WHAT TO WORK ON:
In the records below, pick out all lines containing the word "title".

Records from a collection
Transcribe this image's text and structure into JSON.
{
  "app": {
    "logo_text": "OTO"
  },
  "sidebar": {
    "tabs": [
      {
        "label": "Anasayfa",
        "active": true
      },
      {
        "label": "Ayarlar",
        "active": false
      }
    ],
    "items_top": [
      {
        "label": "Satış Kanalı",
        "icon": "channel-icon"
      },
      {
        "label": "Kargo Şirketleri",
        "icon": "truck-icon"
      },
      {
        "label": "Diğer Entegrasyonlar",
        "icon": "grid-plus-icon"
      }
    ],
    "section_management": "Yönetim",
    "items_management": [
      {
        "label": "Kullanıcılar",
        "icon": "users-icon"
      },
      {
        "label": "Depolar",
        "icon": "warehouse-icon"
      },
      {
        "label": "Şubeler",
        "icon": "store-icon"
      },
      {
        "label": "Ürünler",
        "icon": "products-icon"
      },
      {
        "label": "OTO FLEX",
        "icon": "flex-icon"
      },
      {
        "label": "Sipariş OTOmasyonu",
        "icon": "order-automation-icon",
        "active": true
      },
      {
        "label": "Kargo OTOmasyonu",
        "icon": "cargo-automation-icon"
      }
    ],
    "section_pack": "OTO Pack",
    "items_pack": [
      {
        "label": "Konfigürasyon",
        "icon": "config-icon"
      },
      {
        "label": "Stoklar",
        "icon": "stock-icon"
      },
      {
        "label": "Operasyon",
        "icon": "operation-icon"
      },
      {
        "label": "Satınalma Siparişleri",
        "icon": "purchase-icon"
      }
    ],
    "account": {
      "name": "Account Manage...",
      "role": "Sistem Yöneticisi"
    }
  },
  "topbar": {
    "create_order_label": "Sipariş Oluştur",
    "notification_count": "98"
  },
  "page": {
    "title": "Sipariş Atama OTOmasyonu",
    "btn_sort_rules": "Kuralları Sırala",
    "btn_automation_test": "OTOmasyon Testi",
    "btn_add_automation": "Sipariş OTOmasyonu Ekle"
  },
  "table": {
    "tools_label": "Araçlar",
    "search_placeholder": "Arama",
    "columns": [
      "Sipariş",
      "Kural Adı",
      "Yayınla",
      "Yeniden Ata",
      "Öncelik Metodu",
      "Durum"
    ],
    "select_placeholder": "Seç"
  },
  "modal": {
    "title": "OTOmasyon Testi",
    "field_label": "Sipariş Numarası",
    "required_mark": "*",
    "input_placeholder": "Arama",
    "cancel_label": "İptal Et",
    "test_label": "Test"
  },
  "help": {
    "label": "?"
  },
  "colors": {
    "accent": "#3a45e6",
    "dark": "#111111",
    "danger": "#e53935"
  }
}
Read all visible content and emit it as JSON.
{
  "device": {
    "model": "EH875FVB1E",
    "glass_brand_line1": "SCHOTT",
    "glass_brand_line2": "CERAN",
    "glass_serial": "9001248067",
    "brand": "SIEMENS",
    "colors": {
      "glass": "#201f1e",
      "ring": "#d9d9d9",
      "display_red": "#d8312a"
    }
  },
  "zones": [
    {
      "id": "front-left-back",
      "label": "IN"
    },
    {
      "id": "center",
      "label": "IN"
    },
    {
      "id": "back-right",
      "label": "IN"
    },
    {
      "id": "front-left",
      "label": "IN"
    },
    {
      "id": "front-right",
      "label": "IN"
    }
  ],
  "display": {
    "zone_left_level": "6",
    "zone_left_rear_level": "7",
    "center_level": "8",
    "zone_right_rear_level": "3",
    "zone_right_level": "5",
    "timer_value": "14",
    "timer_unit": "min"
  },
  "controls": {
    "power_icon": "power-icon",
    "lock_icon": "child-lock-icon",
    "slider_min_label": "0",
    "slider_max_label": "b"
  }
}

SOLUTION TO THIS PROBLEM:
    "title": "Sipariş Atama OTOmasyonu",
    "title": "OTOmasyon Testi",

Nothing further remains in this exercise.